■ **WHAT IS ASKED**
Below are some records: retype them all exactly, but not the pictures.

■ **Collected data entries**
§
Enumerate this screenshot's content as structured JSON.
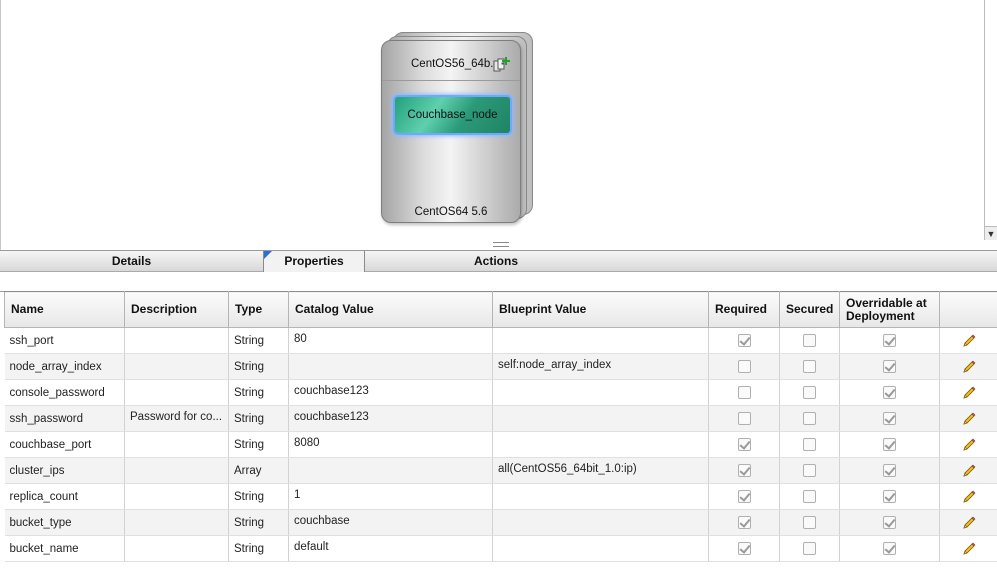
{
  "canvas": {
    "vm": {
      "title": "CentOS56_64b...",
      "node_label": "Couchbase_node",
      "os_label": "CentOS64 5.6",
      "add_icon": "add-component-icon"
    },
    "scroll_down_icon": "chevron-down-icon"
  },
  "tabs": [
    {
      "label": "Details"
    },
    {
      "label": "Properties"
    },
    {
      "label": "Actions"
    }
  ],
  "table": {
    "columns": {
      "name": "Name",
      "description": "Description",
      "type": "Type",
      "catalog_value": "Catalog Value",
      "blueprint_value": "Blueprint Value",
      "required": "Required",
      "secured": "Secured",
      "overridable": "Overridable at Deployment"
    },
    "rows": [
      {
        "name": "ssh_port",
        "description": "",
        "type": "String",
        "catalog_value": "80",
        "blueprint_value": "",
        "required": true,
        "secured": false,
        "overridable": true
      },
      {
        "name": "node_array_index",
        "description": "",
        "type": "String",
        "catalog_value": "",
        "blueprint_value": "self:node_array_index",
        "required": false,
        "secured": false,
        "overridable": true
      },
      {
        "name": "console_password",
        "description": "",
        "type": "String",
        "catalog_value": "couchbase123",
        "blueprint_value": "",
        "required": false,
        "secured": false,
        "overridable": true
      },
      {
        "name": "ssh_password",
        "description": "Password for co...",
        "type": "String",
        "catalog_value": "couchbase123",
        "blueprint_value": "",
        "required": false,
        "secured": false,
        "overridable": true
      },
      {
        "name": "couchbase_port",
        "description": "",
        "type": "String",
        "catalog_value": "8080",
        "blueprint_value": "",
        "required": true,
        "secured": false,
        "overridable": true
      },
      {
        "name": "cluster_ips",
        "description": "",
        "type": "Array",
        "catalog_value": "",
        "blueprint_value": "all(CentOS56_64bit_1.0:ip)",
        "required": true,
        "secured": false,
        "overridable": true
      },
      {
        "name": "replica_count",
        "description": "",
        "type": "String",
        "catalog_value": "1",
        "blueprint_value": "",
        "required": true,
        "secured": false,
        "overridable": true
      },
      {
        "name": "bucket_type",
        "description": "",
        "type": "String",
        "catalog_value": "couchbase",
        "blueprint_value": "",
        "required": true,
        "secured": false,
        "overridable": true
      },
      {
        "name": "bucket_name",
        "description": "",
        "type": "String",
        "catalog_value": "default",
        "blueprint_value": "",
        "required": true,
        "secured": false,
        "overridable": true
      }
    ],
    "edit_icon": "pencil-icon"
  }
}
§
■ **ANSWER TO THIS PROBLEM**
Enumerate this screenshot's content as structured JSON.
{
  "canvas": {
    "vm": {
      "title": "CentOS56_64b...",
      "node_label": "Couchbase_node",
      "os_label": "CentOS64 5.6",
      "add_icon": "add-component-icon"
    },
    "scroll_down_icon": "chevron-down-icon"
  },
  "tabs": [
    {
      "label": "Details"
    },
    {
      "label": "Properties"
    },
    {
      "label": "Actions"
    }
  ],
  "table": {
    "columns": {
      "name": "Name",
      "description": "Description",
      "type": "Type",
      "catalog_value": "Catalog Value",
      "blueprint_value": "Blueprint Value",
      "required": "Required",
      "secured": "Secured",
      "overridable": "Overridable at Deployment"
    },
    "rows": [
      {
        "name": "ssh_port",
        "description": "",
        "type": "String",
        "catalog_value": "80",
        "blueprint_value": "",
        "required": true,
        "secured": false,
        "overridable": true
      },
      {
        "name": "node_array_index",
        "description": "",
        "type": "String",
        "catalog_value": "",
        "blueprint_value": "self:node_array_index",
        "required": false,
        "secured": false,
        "overridable": true
      },
      {
        "name": "console_password",
        "description": "",
        "type": "String",
        "catalog_value": "couchbase123",
        "blueprint_value": "",
        "required": false,
        "secured": false,
        "overridable": true
      },
      {
        "name": "ssh_password",
        "description": "Password for co...",
        "type": "String",
        "catalog_value": "couchbase123",
        "blueprint_value": "",
        "required": false,
        "secured": false,
        "overridable": true
      },
      {
        "name": "couchbase_port",
        "description": "",
        "type": "String",
        "catalog_value": "8080",
        "blueprint_value": "",
        "required": true,
        "secured": false,
        "overridable": true
      },
      {
        "name": "cluster_ips",
        "description": "",
        "type": "Array",
        "catalog_value": "",
        "blueprint_value": "all(CentOS56_64bit_1.0:ip)",
        "required": true,
        "secured": false,
        "overridable": true
      },
      {
        "name": "replica_count",
        "description": "",
        "type": "String",
        "catalog_value": "1",
        "blueprint_value": "",
        "required": true,
        "secured": false,
        "overridable": true
      },
      {
        "name": "bucket_type",
        "description": "",
        "type": "String",
        "catalog_value": "couchbase",
        "blueprint_value": "",
        "required": true,
        "secured": false,
        "overridable": true
      },
      {
        "name": "bucket_name",
        "description": "",
        "type": "String",
        "catalog_value": "default",
        "blueprint_value": "",
        "required": true,
        "secured": false,
        "overridable": true
      }
    ],
    "edit_icon": "pencil-icon"
  }
}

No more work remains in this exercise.